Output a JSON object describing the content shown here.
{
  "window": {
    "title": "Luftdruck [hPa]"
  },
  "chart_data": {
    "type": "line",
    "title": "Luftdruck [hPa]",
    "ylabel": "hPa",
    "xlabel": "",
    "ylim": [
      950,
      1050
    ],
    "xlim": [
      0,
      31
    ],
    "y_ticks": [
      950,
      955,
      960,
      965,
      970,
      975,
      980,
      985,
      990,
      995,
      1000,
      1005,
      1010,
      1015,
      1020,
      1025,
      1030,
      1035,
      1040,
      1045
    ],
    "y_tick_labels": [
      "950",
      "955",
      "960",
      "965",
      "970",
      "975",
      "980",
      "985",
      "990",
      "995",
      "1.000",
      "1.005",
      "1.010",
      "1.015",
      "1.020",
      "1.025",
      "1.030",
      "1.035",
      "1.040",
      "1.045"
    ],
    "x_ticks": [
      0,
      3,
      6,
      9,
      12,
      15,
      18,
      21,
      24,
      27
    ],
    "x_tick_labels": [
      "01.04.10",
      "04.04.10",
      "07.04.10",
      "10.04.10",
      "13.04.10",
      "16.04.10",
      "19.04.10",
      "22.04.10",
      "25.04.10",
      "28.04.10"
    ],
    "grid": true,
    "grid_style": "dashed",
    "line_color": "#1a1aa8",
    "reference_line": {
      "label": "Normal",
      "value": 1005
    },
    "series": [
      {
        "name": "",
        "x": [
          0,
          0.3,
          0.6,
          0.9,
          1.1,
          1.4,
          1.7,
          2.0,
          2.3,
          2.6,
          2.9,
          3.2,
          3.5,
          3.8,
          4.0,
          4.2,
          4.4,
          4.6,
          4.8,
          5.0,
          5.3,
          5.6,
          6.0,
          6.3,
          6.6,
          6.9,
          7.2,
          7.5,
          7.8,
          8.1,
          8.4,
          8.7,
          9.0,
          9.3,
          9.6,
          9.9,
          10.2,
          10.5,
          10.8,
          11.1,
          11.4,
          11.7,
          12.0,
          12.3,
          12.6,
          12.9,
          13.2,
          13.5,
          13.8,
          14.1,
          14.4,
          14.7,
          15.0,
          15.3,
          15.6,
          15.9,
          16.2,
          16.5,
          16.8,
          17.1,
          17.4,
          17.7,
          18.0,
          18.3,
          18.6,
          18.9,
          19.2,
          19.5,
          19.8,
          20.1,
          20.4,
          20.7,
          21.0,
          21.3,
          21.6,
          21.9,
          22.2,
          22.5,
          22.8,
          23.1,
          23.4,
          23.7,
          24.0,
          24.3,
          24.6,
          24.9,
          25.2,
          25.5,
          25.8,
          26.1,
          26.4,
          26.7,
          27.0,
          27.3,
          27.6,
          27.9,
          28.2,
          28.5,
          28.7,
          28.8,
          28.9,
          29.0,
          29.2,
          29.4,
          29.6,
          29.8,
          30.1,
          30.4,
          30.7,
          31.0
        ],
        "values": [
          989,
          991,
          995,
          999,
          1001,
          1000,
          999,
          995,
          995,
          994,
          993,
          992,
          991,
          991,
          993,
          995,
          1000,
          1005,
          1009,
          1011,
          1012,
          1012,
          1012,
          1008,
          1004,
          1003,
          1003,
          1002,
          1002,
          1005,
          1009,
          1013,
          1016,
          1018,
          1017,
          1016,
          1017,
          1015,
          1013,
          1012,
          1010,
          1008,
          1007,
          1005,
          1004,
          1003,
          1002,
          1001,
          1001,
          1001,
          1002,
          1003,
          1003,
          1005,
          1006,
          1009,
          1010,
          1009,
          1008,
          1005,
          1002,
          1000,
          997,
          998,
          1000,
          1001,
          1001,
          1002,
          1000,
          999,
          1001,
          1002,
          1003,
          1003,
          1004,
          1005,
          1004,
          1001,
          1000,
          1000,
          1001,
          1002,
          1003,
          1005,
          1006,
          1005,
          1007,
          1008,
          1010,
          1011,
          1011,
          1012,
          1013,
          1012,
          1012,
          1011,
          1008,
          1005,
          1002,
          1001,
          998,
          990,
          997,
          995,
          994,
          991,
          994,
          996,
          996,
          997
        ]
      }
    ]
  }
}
———
Reproduce the material above exactly; please quote every line of it.

> **Result below**:
Output a JSON object describing the content shown here.
{
  "window": {
    "title": "Luftdruck [hPa]"
  },
  "chart_data": {
    "type": "line",
    "title": "Luftdruck [hPa]",
    "ylabel": "hPa",
    "xlabel": "",
    "ylim": [
      950,
      1050
    ],
    "xlim": [
      0,
      31
    ],
    "y_ticks": [
      950,
      955,
      960,
      965,
      970,
      975,
      980,
      985,
      990,
      995,
      1000,
      1005,
      1010,
      1015,
      1020,
      1025,
      1030,
      1035,
      1040,
      1045
    ],
    "y_tick_labels": [
      "950",
      "955",
      "960",
      "965",
      "970",
      "975",
      "980",
      "985",
      "990",
      "995",
      "1.000",
      "1.005",
      "1.010",
      "1.015",
      "1.020",
      "1.025",
      "1.030",
      "1.035",
      "1.040",
      "1.045"
    ],
    "x_ticks": [
      0,
      3,
      6,
      9,
      12,
      15,
      18,
      21,
      24,
      27
    ],
    "x_tick_labels": [
      "01.04.10",
      "04.04.10",
      "07.04.10",
      "10.04.10",
      "13.04.10",
      "16.04.10",
      "19.04.10",
      "22.04.10",
      "25.04.10",
      "28.04.10"
    ],
    "grid": true,
    "grid_style": "dashed",
    "line_color": "#1a1aa8",
    "reference_line": {
      "label": "Normal",
      "value": 1005
    },
    "series": [
      {
        "name": "",
        "x": [
          0,
          0.3,
          0.6,
          0.9,
          1.1,
          1.4,
          1.7,
          2.0,
          2.3,
          2.6,
          2.9,
          3.2,
          3.5,
          3.8,
          4.0,
          4.2,
          4.4,
          4.6,
          4.8,
          5.0,
          5.3,
          5.6,
          6.0,
          6.3,
          6.6,
          6.9,
          7.2,
          7.5,
          7.8,
          8.1,
          8.4,
          8.7,
          9.0,
          9.3,
          9.6,
          9.9,
          10.2,
          10.5,
          10.8,
          11.1,
          11.4,
          11.7,
          12.0,
          12.3,
          12.6,
          12.9,
          13.2,
          13.5,
          13.8,
          14.1,
          14.4,
          14.7,
          15.0,
          15.3,
          15.6,
          15.9,
          16.2,
          16.5,
          16.8,
          17.1,
          17.4,
          17.7,
          18.0,
          18.3,
          18.6,
          18.9,
          19.2,
          19.5,
          19.8,
          20.1,
          20.4,
          20.7,
          21.0,
          21.3,
          21.6,
          21.9,
          22.2,
          22.5,
          22.8,
          23.1,
          23.4,
          23.7,
          24.0,
          24.3,
          24.6,
          24.9,
          25.2,
          25.5,
          25.8,
          26.1,
          26.4,
          26.7,
          27.0,
          27.3,
          27.6,
          27.9,
          28.2,
          28.5,
          28.7,
          28.8,
          28.9,
          29.0,
          29.2,
          29.4,
          29.6,
          29.8,
          30.1,
          30.4,
          30.7,
          31.0
        ],
        "values": [
          989,
          991,
          995,
          999,
          1001,
          1000,
          999,
          995,
          995,
          994,
          993,
          992,
          991,
          991,
          993,
          995,
          1000,
          1005,
          1009,
          1011,
          1012,
          1012,
          1012,
          1008,
          1004,
          1003,
          1003,
          1002,
          1002,
          1005,
          1009,
          1013,
          1016,
          1018,
          1017,
          1016,
          1017,
          1015,
          1013,
          1012,
          1010,
          1008,
          1007,
          1005,
          1004,
          1003,
          1002,
          1001,
          1001,
          1001,
          1002,
          1003,
          1003,
          1005,
          1006,
          1009,
          1010,
          1009,
          1008,
          1005,
          1002,
          1000,
          997,
          998,
          1000,
          1001,
          1001,
          1002,
          1000,
          999,
          1001,
          1002,
          1003,
          1003,
          1004,
          1005,
          1004,
          1001,
          1000,
          1000,
          1001,
          1002,
          1003,
          1005,
          1006,
          1005,
          1007,
          1008,
          1010,
          1011,
          1011,
          1012,
          1013,
          1012,
          1012,
          1011,
          1008,
          1005,
          1002,
          1001,
          998,
          990,
          997,
          995,
          994,
          991,
          994,
          996,
          996,
          997
        ]
      }
    ]
  }
}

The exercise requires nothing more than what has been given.